» What the exercise asks:
Collect each line containing "wskaźników".

» Data shown:
--- Begin ---
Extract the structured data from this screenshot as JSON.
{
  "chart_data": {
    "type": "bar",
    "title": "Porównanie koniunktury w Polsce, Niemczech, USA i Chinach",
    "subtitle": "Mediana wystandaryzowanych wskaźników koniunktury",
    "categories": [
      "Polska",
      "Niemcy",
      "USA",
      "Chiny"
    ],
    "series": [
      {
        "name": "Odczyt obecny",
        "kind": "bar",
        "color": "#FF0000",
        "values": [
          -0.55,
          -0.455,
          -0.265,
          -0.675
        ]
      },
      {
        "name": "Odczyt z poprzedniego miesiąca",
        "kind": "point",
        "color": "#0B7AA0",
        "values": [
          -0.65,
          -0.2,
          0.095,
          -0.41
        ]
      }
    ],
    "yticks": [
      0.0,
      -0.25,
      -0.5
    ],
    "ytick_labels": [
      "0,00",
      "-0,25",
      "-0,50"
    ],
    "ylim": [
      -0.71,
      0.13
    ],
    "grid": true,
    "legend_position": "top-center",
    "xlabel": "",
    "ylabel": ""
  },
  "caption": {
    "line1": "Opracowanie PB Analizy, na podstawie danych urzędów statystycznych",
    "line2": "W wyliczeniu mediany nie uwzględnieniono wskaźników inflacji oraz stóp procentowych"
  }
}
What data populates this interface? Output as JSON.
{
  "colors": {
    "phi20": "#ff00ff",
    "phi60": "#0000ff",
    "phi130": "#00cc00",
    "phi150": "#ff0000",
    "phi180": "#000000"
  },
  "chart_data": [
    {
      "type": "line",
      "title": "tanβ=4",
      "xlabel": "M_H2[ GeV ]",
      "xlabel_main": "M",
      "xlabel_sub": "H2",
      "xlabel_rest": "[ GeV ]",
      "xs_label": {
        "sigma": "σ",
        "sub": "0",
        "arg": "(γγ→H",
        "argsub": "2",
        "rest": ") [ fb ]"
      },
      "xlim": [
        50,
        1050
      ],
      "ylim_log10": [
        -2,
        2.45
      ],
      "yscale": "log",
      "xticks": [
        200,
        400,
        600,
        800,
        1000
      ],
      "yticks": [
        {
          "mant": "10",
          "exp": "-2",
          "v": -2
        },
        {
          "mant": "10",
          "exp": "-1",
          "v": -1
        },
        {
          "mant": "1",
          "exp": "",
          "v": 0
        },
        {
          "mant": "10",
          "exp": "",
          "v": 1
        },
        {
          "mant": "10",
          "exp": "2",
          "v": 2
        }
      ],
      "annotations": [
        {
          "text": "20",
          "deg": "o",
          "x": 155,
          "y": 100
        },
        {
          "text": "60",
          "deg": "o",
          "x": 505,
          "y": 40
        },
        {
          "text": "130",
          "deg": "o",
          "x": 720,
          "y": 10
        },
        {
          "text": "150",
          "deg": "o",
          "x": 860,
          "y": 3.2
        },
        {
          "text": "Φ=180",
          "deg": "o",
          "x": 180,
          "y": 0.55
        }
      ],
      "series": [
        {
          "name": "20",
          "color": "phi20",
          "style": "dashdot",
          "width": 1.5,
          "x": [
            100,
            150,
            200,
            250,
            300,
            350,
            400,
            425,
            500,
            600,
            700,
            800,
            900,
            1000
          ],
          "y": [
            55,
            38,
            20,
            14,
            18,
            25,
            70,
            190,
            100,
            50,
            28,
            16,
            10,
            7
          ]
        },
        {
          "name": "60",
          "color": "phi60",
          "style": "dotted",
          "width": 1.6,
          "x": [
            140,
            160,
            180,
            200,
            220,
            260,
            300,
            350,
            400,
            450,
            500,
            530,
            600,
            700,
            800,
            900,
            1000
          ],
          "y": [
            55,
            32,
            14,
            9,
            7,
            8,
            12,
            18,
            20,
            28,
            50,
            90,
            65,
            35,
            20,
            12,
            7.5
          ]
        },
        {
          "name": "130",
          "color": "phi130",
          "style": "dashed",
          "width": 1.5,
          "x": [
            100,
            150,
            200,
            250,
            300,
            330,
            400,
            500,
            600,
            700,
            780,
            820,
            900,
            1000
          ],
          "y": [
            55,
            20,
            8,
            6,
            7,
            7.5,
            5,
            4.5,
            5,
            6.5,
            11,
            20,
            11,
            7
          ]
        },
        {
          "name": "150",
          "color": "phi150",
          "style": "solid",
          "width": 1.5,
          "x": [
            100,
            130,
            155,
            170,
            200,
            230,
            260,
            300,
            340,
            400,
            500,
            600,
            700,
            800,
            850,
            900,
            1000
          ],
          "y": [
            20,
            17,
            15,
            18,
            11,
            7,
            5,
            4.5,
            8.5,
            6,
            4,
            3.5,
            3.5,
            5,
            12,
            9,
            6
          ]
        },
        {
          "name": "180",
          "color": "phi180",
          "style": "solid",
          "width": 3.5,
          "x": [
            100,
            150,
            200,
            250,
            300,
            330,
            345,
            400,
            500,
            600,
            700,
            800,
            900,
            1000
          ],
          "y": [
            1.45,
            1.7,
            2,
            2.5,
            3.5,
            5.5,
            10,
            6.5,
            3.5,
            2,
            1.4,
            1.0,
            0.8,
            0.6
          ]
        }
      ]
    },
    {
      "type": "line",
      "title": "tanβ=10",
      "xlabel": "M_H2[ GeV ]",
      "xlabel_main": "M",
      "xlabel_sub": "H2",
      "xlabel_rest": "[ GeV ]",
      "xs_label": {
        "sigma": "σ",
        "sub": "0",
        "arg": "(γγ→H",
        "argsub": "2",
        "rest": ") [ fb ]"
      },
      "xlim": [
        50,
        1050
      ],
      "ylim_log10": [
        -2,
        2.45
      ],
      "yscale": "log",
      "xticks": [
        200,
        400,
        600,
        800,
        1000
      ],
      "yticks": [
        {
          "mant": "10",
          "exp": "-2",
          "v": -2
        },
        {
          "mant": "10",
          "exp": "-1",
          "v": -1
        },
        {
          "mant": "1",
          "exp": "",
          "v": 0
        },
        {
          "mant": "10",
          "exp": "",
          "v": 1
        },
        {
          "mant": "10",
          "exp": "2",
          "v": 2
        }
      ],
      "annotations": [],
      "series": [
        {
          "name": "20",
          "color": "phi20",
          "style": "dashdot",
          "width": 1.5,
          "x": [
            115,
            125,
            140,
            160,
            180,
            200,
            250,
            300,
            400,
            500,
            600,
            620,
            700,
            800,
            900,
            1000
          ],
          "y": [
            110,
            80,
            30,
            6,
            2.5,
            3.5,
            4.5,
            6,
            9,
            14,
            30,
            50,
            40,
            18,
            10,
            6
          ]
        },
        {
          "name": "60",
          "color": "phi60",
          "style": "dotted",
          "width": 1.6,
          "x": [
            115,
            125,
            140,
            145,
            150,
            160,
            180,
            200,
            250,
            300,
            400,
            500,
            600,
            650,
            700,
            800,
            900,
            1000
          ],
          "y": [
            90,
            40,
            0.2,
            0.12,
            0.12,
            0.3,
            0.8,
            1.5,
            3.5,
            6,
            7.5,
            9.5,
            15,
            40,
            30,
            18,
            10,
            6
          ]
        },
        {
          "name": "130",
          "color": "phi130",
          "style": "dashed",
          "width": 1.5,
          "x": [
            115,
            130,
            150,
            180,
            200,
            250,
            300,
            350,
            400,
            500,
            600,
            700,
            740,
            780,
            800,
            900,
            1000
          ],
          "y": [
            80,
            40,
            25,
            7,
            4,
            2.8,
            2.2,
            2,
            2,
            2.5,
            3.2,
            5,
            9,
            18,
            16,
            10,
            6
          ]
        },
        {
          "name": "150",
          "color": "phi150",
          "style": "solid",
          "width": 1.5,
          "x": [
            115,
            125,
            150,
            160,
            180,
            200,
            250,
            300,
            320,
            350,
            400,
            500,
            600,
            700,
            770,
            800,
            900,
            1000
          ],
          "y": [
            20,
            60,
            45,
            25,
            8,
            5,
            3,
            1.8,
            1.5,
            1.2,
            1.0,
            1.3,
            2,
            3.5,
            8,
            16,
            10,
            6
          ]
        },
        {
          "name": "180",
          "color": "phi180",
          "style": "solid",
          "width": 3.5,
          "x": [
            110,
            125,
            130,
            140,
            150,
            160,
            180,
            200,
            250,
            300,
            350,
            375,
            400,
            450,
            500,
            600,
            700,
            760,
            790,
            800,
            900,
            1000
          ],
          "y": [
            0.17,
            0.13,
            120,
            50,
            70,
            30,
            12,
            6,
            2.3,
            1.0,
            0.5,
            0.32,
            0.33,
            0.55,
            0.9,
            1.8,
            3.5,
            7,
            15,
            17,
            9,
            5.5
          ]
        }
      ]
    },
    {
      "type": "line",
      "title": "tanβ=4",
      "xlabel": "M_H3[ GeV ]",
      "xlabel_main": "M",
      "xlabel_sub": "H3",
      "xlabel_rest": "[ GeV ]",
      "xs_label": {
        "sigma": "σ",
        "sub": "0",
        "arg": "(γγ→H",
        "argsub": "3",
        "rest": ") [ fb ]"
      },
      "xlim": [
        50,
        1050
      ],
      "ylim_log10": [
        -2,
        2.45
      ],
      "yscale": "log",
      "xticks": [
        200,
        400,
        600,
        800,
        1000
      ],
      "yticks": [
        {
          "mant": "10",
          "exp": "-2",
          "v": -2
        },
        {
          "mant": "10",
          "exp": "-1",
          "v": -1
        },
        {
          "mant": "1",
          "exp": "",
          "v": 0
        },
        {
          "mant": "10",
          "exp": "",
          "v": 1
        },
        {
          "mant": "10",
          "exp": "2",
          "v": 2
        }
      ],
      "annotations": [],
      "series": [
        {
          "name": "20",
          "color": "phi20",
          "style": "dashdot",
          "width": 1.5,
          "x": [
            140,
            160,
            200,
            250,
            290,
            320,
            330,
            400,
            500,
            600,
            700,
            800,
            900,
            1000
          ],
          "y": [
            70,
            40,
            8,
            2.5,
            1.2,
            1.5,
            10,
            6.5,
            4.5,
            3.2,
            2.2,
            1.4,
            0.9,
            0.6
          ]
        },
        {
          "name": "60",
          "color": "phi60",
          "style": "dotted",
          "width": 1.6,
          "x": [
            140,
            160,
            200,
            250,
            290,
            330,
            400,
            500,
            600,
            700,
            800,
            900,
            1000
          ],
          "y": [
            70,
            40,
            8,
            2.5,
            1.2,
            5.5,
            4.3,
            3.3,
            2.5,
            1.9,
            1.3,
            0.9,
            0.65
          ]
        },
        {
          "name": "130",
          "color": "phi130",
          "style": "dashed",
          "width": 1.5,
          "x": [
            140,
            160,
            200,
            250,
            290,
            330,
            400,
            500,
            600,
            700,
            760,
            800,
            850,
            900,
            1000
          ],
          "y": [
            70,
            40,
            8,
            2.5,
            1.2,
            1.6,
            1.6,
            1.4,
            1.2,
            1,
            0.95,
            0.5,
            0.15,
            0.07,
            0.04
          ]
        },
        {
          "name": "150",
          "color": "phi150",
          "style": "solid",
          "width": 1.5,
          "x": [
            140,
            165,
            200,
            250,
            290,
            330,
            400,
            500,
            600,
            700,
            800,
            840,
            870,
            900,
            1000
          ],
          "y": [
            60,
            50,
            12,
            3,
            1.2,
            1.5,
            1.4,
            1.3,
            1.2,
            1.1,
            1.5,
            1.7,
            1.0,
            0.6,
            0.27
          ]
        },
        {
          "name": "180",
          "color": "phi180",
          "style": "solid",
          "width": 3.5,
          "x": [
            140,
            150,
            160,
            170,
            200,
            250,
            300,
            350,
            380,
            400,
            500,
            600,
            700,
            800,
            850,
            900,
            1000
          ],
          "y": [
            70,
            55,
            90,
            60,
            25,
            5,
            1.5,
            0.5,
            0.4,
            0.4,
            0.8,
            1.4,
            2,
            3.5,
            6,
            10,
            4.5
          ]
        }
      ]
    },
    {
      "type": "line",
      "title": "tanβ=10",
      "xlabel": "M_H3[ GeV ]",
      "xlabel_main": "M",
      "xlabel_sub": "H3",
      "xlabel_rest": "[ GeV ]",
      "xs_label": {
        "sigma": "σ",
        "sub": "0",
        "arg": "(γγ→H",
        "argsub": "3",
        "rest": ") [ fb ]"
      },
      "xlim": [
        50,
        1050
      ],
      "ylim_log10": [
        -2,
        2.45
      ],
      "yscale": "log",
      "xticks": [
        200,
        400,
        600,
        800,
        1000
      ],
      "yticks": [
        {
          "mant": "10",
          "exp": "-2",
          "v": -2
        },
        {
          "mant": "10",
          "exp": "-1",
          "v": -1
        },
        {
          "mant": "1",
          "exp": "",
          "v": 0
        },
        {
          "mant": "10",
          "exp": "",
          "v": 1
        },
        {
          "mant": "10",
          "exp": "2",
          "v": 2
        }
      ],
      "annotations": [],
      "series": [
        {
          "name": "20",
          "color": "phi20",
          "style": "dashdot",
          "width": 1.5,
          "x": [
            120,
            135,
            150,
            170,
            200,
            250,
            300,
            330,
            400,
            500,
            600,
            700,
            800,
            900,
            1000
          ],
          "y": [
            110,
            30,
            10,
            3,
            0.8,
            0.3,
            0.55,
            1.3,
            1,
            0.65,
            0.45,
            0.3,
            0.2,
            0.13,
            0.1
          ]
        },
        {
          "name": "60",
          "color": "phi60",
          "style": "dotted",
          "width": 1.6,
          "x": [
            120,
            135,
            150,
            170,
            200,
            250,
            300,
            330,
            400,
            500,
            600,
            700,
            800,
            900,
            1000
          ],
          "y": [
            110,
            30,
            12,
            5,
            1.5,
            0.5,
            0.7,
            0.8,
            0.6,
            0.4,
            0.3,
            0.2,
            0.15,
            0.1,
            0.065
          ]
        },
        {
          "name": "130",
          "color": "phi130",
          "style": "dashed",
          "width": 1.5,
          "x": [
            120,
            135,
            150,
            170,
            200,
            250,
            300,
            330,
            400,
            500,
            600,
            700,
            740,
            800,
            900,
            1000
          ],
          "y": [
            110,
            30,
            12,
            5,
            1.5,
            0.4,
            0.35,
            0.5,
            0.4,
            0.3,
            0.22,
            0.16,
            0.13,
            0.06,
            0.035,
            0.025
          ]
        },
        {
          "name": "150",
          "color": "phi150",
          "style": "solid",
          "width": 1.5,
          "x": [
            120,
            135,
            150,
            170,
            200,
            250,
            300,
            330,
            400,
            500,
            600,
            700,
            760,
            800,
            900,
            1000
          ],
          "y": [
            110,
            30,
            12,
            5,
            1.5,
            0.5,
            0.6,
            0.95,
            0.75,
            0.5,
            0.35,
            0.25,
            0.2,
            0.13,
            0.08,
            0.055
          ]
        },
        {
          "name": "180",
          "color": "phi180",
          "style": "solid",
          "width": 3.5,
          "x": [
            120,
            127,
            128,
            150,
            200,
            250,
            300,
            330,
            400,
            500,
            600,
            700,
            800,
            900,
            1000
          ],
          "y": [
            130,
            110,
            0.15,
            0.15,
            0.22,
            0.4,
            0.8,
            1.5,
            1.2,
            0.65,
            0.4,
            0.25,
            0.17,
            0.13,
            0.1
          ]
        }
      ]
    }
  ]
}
--- End ---
» Answer to the task:
    "subtitle": "Mediana wystandaryzowanych wskaźników koniunktury",
    "line2": "W wyliczeniu mediany nie uwzględnieniono wskaźników inflacji oraz stóp procentowych"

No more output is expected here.